▶ _THE EXERCISE_
Write out every line of the material exactly as it appears.

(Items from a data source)
______
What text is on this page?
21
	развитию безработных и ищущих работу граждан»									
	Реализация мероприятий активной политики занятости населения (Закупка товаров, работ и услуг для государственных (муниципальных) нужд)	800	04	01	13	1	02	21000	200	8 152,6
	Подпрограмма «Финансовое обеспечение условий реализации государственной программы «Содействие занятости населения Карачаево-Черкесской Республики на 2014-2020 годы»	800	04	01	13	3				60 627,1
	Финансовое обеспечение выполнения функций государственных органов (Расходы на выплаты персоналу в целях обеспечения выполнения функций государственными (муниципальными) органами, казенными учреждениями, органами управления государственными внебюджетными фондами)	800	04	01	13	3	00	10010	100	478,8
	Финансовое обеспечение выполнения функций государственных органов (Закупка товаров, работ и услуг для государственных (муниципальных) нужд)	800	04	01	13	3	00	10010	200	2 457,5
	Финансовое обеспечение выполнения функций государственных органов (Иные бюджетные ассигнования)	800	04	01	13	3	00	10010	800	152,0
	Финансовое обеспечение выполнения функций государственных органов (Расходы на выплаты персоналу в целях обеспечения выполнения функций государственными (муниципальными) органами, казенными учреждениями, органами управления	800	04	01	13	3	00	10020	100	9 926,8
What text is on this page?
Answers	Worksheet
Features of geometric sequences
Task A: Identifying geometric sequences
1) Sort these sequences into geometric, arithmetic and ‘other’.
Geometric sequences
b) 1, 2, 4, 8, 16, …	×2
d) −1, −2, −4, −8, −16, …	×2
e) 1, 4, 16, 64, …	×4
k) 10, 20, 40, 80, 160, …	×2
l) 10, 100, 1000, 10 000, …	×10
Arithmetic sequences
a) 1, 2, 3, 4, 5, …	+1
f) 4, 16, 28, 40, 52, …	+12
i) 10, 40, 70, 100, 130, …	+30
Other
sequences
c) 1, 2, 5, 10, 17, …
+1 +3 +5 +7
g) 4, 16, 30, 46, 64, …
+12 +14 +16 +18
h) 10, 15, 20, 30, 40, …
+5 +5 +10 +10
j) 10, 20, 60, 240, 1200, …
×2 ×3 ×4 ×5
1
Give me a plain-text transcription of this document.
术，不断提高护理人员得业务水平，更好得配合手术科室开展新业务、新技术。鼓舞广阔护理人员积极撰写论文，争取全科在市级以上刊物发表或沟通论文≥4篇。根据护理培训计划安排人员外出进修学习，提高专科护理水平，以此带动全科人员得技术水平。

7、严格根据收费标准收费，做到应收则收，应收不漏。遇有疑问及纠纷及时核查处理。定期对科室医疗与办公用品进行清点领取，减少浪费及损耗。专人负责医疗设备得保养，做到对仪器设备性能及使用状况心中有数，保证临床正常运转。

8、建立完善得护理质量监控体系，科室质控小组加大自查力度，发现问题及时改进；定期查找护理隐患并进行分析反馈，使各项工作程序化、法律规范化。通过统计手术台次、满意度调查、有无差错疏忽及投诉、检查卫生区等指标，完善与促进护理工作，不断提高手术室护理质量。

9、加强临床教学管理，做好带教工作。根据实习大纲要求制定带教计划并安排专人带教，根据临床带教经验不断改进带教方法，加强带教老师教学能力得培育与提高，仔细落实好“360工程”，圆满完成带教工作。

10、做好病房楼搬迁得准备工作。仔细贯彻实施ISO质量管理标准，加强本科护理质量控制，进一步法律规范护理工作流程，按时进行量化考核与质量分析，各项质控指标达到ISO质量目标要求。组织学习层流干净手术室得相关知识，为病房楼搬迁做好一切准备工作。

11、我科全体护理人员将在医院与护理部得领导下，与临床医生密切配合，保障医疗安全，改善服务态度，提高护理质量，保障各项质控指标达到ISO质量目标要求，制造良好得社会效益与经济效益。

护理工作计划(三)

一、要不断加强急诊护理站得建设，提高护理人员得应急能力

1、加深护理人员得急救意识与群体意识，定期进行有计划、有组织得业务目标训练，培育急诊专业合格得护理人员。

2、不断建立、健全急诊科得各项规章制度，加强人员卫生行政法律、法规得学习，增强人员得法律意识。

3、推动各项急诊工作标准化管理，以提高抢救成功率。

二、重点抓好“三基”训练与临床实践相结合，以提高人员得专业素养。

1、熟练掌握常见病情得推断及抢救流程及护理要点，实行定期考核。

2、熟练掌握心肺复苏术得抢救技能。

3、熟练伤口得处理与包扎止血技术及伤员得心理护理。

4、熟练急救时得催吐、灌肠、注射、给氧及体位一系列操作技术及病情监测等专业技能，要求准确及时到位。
______
▶ _EXERCISE OUTPUT_
What text is on this page?
21
	развитию безработных и ищущих работу граждан»									
	Реализация мероприятий активной политики занятости населения (Закупка товаров, работ и услуг для государственных (муниципальных) нужд)	800	04	01	13	1	02	21000	200	8 152,6
	Подпрограмма «Финансовое обеспечение условий реализации государственной программы «Содействие занятости населения Карачаево-Черкесской Республики на 2014-2020 годы»	800	04	01	13	3				60 627,1
	Финансовое обеспечение выполнения функций государственных органов (Расходы на выплаты персоналу в целях обеспечения выполнения функций государственными (муниципальными) органами, казенными учреждениями, органами управления государственными внебюджетными фондами)	800	04	01	13	3	00	10010	100	478,8
	Финансовое обеспечение выполнения функций государственных органов (Закупка товаров, работ и услуг для государственных (муниципальных) нужд)	800	04	01	13	3	00	10010	200	2 457,5
	Финансовое обеспечение выполнения функций государственных органов (Иные бюджетные ассигнования)	800	04	01	13	3	00	10010	800	152,0
	Финансовое обеспечение выполнения функций государственных органов (Расходы на выплаты персоналу в целях обеспечения выполнения функций государственными (муниципальными) органами, казенными учреждениями, органами управления	800	04	01	13	3	00	10020	100	9 926,8
What text is on this page?
Answers	Worksheet
Features of geometric sequences
Task A: Identifying geometric sequences
1) Sort these sequences into geometric, arithmetic and ‘other’.
Geometric sequences
b) 1, 2, 4, 8, 16, …	×2
d) −1, −2, −4, −8, −16, …	×2
e) 1, 4, 16, 64, …	×4
k) 10, 20, 40, 80, 160, …	×2
l) 10, 100, 1000, 10 000, …	×10
Arithmetic sequences
a) 1, 2, 3, 4, 5, …	+1
f) 4, 16, 28, 40, 52, …	+12
i) 10, 40, 70, 100, 130, …	+30
Other
sequences
c) 1, 2, 5, 10, 17, …
+1 +3 +5 +7
g) 4, 16, 30, 46, 64, …
+12 +14 +16 +18
h) 10, 15, 20, 30, 40, …
+5 +5 +10 +10
j) 10, 20, 60, 240, 1200, …
×2 ×3 ×4 ×5
1
Give me a plain-text transcription of this document.
术，不断提高护理人员得业务水平，更好得配合手术科室开展新业务、新技术。鼓舞广阔护理人员积极撰写论文，争取全科在市级以上刊物发表或沟通论文≥4篇。根据护理培训计划安排人员外出进修学习，提高专科护理水平，以此带动全科人员得技术水平。

7、严格根据收费标准收费，做到应收则收，应收不漏。遇有疑问及纠纷及时核查处理。定期对科室医疗与办公用品进行清点领取，减少浪费及损耗。专人负责医疗设备得保养，做到对仪器设备性能及使用状况心中有数，保证临床正常运转。

8、建立完善得护理质量监控体系，科室质控小组加大自查力度，发现问题及时改进；定期查找护理隐患并进行分析反馈，使各项工作程序化、法律规范化。通过统计手术台次、满意度调查、有无差错疏忽及投诉、检查卫生区等指标，完善与促进护理工作，不断提高手术室护理质量。

9、加强临床教学管理，做好带教工作。根据实习大纲要求制定带教计划并安排专人带教，根据临床带教经验不断改进带教方法，加强带教老师教学能力得培育与提高，仔细落实好“360工程”，圆满完成带教工作。

10、做好病房楼搬迁得准备工作。仔细贯彻实施ISO质量管理标准，加强本科护理质量控制，进一步法律规范护理工作流程，按时进行量化考核与质量分析，各项质控指标达到ISO质量目标要求。组织学习层流干净手术室得相关知识，为病房楼搬迁做好一切准备工作。

11、我科全体护理人员将在医院与护理部得领导下，与临床医生密切配合，保障医疗安全，改善服务态度，提高护理质量，保障各项质控指标达到ISO质量目标要求，制造良好得社会效益与经济效益。

护理工作计划(三)

一、要不断加强急诊护理站得建设，提高护理人员得应急能力

1、加深护理人员得急救意识与群体意识，定期进行有计划、有组织得业务目标训练，培育急诊专业合格得护理人员。

2、不断建立、健全急诊科得各项规章制度，加强人员卫生行政法律、法规得学习，增强人员得法律意识。

3、推动各项急诊工作标准化管理，以提高抢救成功率。

二、重点抓好“三基”训练与临床实践相结合，以提高人员得专业素养。

1、熟练掌握常见病情得推断及抢救流程及护理要点，实行定期考核。

2、熟练掌握心肺复苏术得抢救技能。

3、熟练伤口得处理与包扎止血技术及伤员得心理护理。

4、熟练急救时得催吐、灌肠、注射、给氧及体位一系列操作技术及病情监测等专业技能，要求准确及时到位。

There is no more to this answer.